* TASK INPUTS

|---|

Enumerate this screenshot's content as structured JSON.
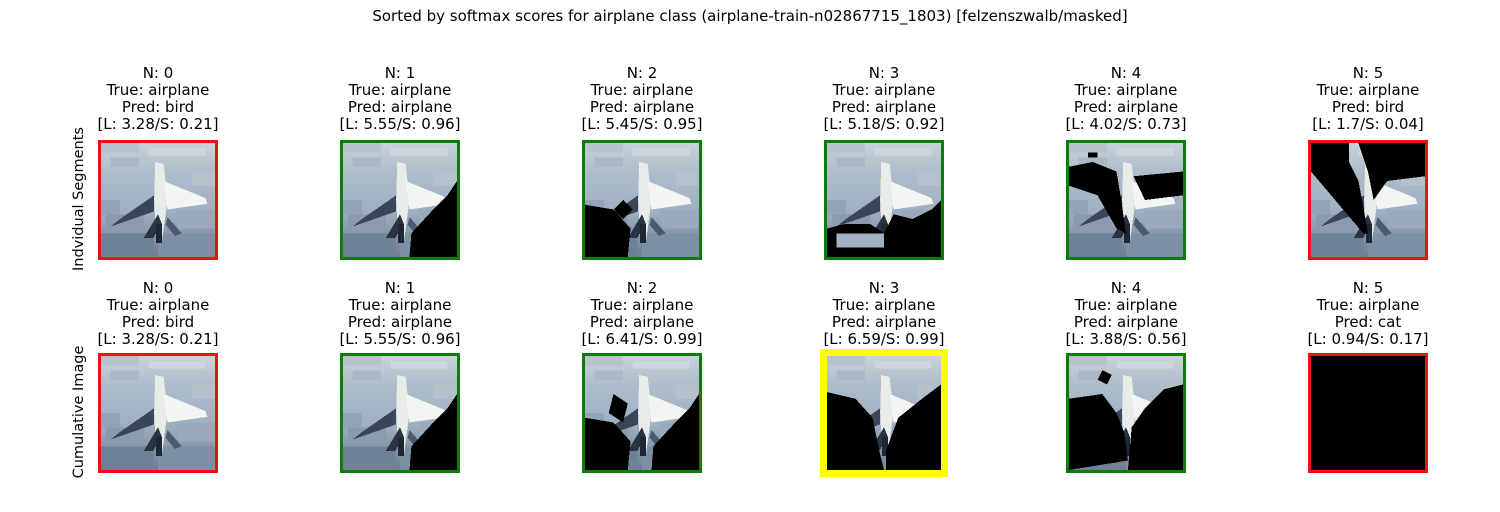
{
  "suptitle": "Sorted by softmax scores for airplane class (airplane-train-n02867715_1803) [felzenszwalb/masked]",
  "row_labels": [
    "Indvidual Segments",
    "Cumulative Image"
  ],
  "colors": {
    "correct": "#0a7d0a",
    "wrong": "#ee1111",
    "best": "#ffff00",
    "mask": "#000000"
  },
  "rows": [
    {
      "name": "individual",
      "cells": [
        {
          "n": "N: 0",
          "true": "True: airplane",
          "pred": "Pred: bird",
          "score": "[L: 3.28/S: 0.21]",
          "status": "wrong",
          "mask": "none"
        },
        {
          "n": "N: 1",
          "true": "True: airplane",
          "pred": "Pred: airplane",
          "score": "[L: 5.55/S: 0.96]",
          "status": "correct",
          "mask": "bottom-right"
        },
        {
          "n": "N: 2",
          "true": "True: airplane",
          "pred": "Pred: airplane",
          "score": "[L: 5.45/S: 0.95]",
          "status": "correct",
          "mask": "bottom-left"
        },
        {
          "n": "N: 3",
          "true": "True: airplane",
          "pred": "Pred: airplane",
          "score": "[L: 5.18/S: 0.92]",
          "status": "correct",
          "mask": "bottom-center"
        },
        {
          "n": "N: 4",
          "true": "True: airplane",
          "pred": "Pred: airplane",
          "score": "[L: 4.02/S: 0.73]",
          "status": "correct",
          "mask": "top-left-band"
        },
        {
          "n": "N: 5",
          "true": "True: airplane",
          "pred": "Pred: bird",
          "score": "[L: 1.7/S: 0.04]",
          "status": "wrong",
          "mask": "top-v"
        }
      ]
    },
    {
      "name": "cumulative",
      "cells": [
        {
          "n": "N: 0",
          "true": "True: airplane",
          "pred": "Pred: bird",
          "score": "[L: 3.28/S: 0.21]",
          "status": "wrong",
          "mask": "none"
        },
        {
          "n": "N: 1",
          "true": "True: airplane",
          "pred": "Pred: airplane",
          "score": "[L: 5.55/S: 0.96]",
          "status": "correct",
          "mask": "bottom-right"
        },
        {
          "n": "N: 2",
          "true": "True: airplane",
          "pred": "Pred: airplane",
          "score": "[L: 6.41/S: 0.99]",
          "status": "correct",
          "mask": "bottom-both"
        },
        {
          "n": "N: 3",
          "true": "True: airplane",
          "pred": "Pred: airplane",
          "score": "[L: 6.59/S: 0.99]",
          "status": "best",
          "mask": "bottom-v"
        },
        {
          "n": "N: 4",
          "true": "True: airplane",
          "pred": "Pred: airplane",
          "score": "[L: 3.88/S: 0.56]",
          "status": "correct",
          "mask": "mostly"
        },
        {
          "n": "N: 5",
          "true": "True: airplane",
          "pred": "Pred: cat",
          "score": "[L: 0.94/S: 0.17]",
          "status": "wrong",
          "mask": "all"
        }
      ]
    }
  ]
}
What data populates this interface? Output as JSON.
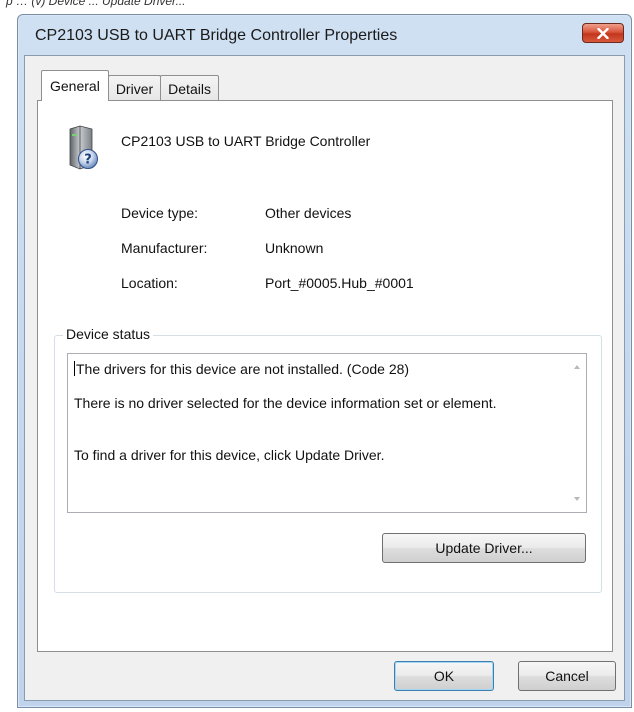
{
  "top_strip_text": "p … (v) Device ... Update Driver...",
  "window": {
    "title": "CP2103 USB to UART Bridge Controller Properties"
  },
  "tabs": [
    {
      "label": "General",
      "active": true
    },
    {
      "label": "Driver",
      "active": false
    },
    {
      "label": "Details",
      "active": false
    }
  ],
  "device": {
    "icon": "unknown-device-icon",
    "name": "CP2103 USB to UART Bridge Controller"
  },
  "properties": [
    {
      "label": "Device type:",
      "value": "Other devices"
    },
    {
      "label": "Manufacturer:",
      "value": "Unknown"
    },
    {
      "label": "Location:",
      "value": "Port_#0005.Hub_#0001"
    }
  ],
  "device_status": {
    "legend": "Device status",
    "lines": [
      "The drivers for this device are not installed. (Code 28)",
      "There is no driver selected for the device information set or element.",
      "To find a driver for this device, click Update Driver."
    ],
    "update_button_label": "Update Driver..."
  },
  "footer": {
    "ok_label": "OK",
    "cancel_label": "Cancel"
  },
  "colors": {
    "title_bar": "#c3d7ee",
    "close_button": "#c1361c",
    "dialog_face": "#f0f0f0"
  }
}
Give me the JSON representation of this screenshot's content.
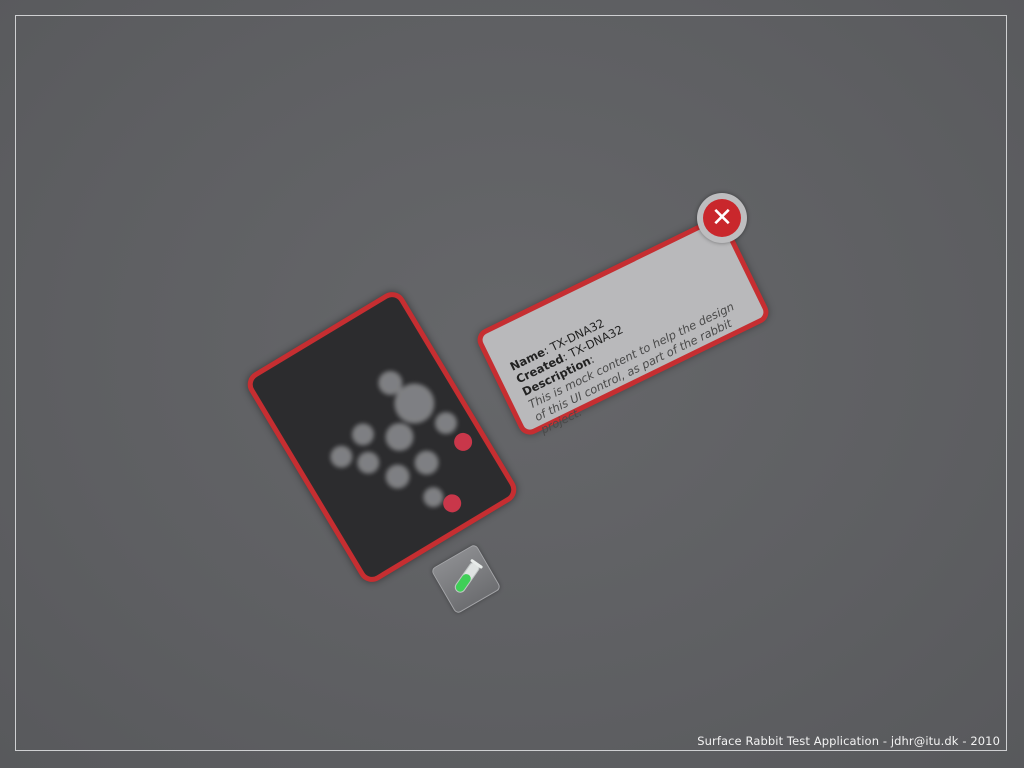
{
  "app": {
    "footer": "Surface Rabbit Test Application - jdhr@itu.dk - 2010"
  },
  "info_panel": {
    "name_label": "Name",
    "name_value": ": TX-DNA32",
    "created_label": "Created",
    "created_value": ": TX-DNA32",
    "description_label": "Description",
    "description_colon": ":",
    "description_text": "This is mock content to help the design of this UI control, as part of the rabbit project.",
    "close_glyph": "✕"
  },
  "colors": {
    "accent_red": "#c62e31",
    "card_dark": "#2c2c2e",
    "panel_light": "#b9b9bb",
    "tube_green": "#3fcf57"
  },
  "icons": {
    "close": "close-icon",
    "test_tube": "test-tube-icon",
    "molecule": "molecule-graphic"
  }
}
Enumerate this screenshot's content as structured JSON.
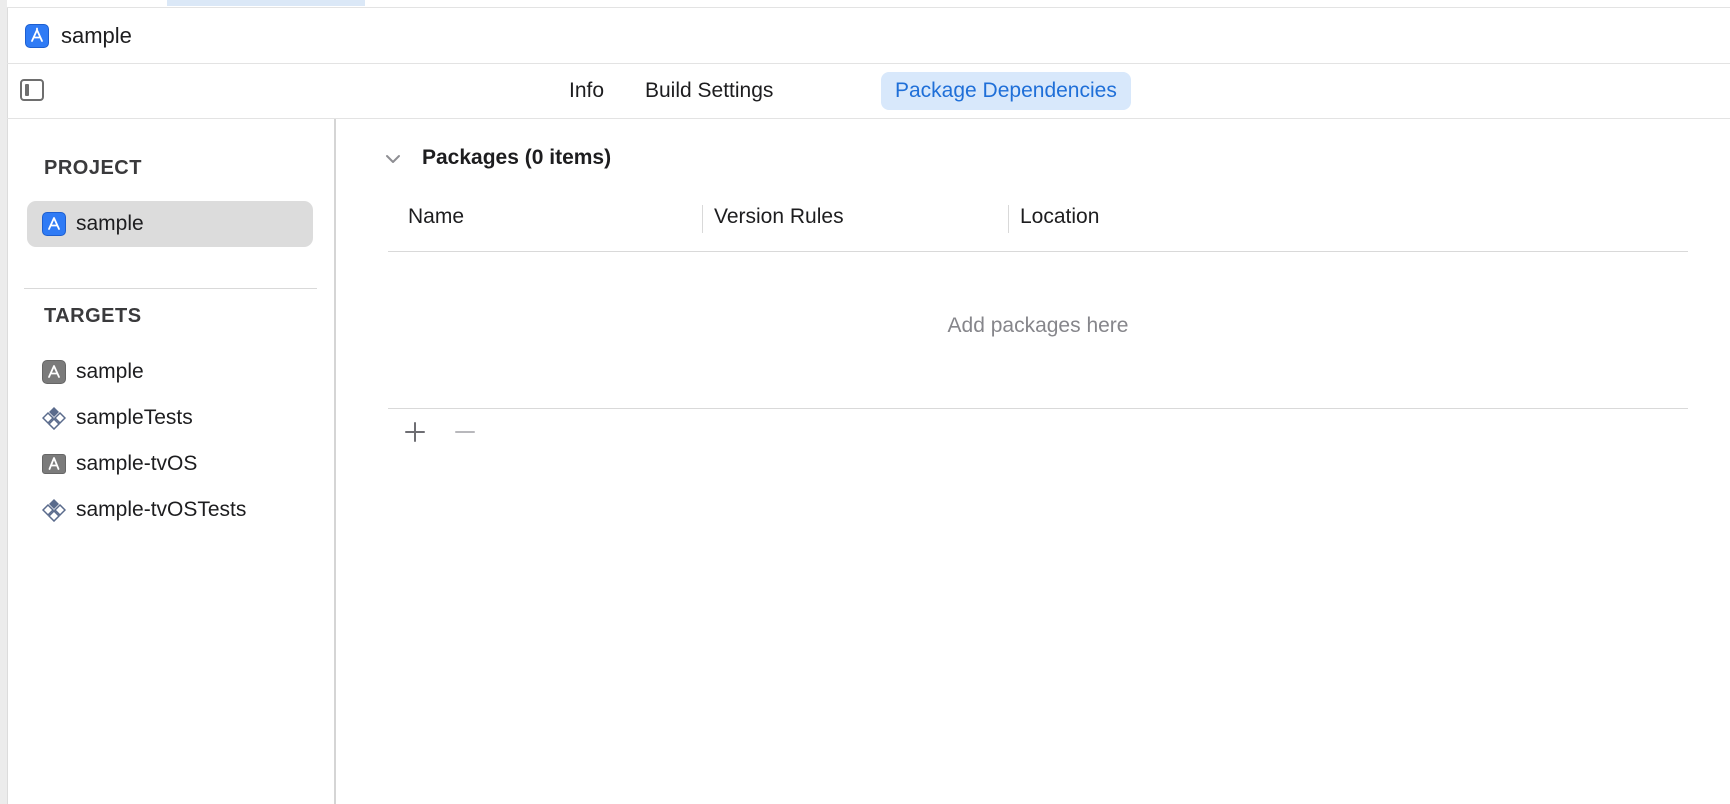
{
  "window": {
    "jump_bar_title": "sample"
  },
  "tabs": [
    {
      "label": "Info"
    },
    {
      "label": "Build Settings"
    },
    {
      "label": "Package Dependencies",
      "active": true
    }
  ],
  "sidebar": {
    "project_section_title": "PROJECT",
    "project_items": [
      {
        "label": "sample",
        "icon": "app-icon",
        "selected": true
      }
    ],
    "targets_section_title": "TARGETS",
    "target_items": [
      {
        "label": "sample",
        "icon": "app-target-icon"
      },
      {
        "label": "sampleTests",
        "icon": "test-bundle-icon"
      },
      {
        "label": "sample-tvOS",
        "icon": "tv-target-icon"
      },
      {
        "label": "sample-tvOSTests",
        "icon": "test-bundle-icon"
      }
    ]
  },
  "packages": {
    "heading": "Packages (0 items)",
    "columns": [
      "Name",
      "Version Rules",
      "Location"
    ],
    "empty_message": "Add packages here",
    "add_icon": "plus-icon",
    "remove_icon": "minus-icon"
  },
  "colors": {
    "accent": "#1f6fd8",
    "active_tab_bg": "#d8e8fb",
    "selected_row_bg": "#dcdcdc",
    "app_icon_blue": "#2f7bf5"
  }
}
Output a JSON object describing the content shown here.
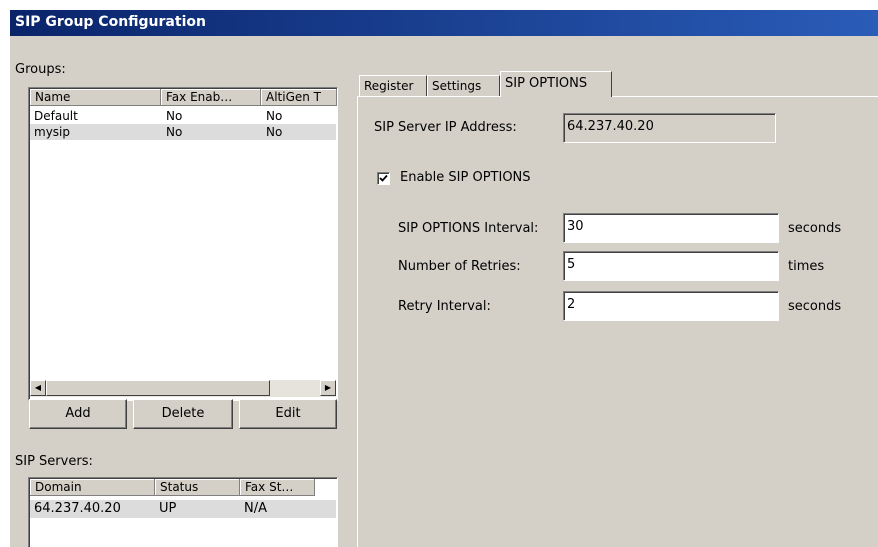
{
  "window": {
    "title": "SIP Group Configuration"
  },
  "groups": {
    "label": "Groups:",
    "columns": [
      "Name",
      "Fax Enab…",
      "AltiGen T"
    ],
    "rows": [
      [
        "Default",
        "No",
        "No"
      ],
      [
        "mysip",
        "No",
        "No"
      ]
    ],
    "selected_row": 1
  },
  "buttons": {
    "add": "Add",
    "delete": "Delete",
    "edit": "Edit"
  },
  "sip_servers": {
    "label": "SIP Servers:",
    "columns": [
      "Domain",
      "Status",
      "Fax St…"
    ],
    "rows": [
      [
        "64.237.40.20",
        "UP",
        "N/A"
      ]
    ]
  },
  "tabs": [
    "Register",
    "Settings",
    "SIP OPTIONS"
  ],
  "active_tab": "SIP OPTIONS",
  "form": {
    "server_ip_label": "SIP Server IP Address:",
    "server_ip_value": "64.237.40.20",
    "enable_label": "Enable SIP OPTIONS",
    "enable_checked": true,
    "interval_label": "SIP OPTIONS Interval:",
    "interval_value": "30",
    "interval_unit": "seconds",
    "retries_label": "Number of Retries:",
    "retries_value": "5",
    "retries_unit": "times",
    "retry_interval_label": "Retry Interval:",
    "retry_interval_value": "2",
    "retry_interval_unit": "seconds"
  },
  "colors": {
    "titlebar": "#0a246a",
    "dialog": "#d4d0c8",
    "selection": "#dcdcdc"
  },
  "icons": [
    "checkmark-icon",
    "scroll-left-arrow-icon",
    "scroll-right-arrow-icon"
  ]
}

|---|

* OBJECTIVE
Copy down every line of the entries containing the word "Controller".

* COMPLETE ANSWER
    "title": "CP2103 USB to UART Bridge Controller Properties"
    "name": "CP2103 USB to UART Bridge Controller"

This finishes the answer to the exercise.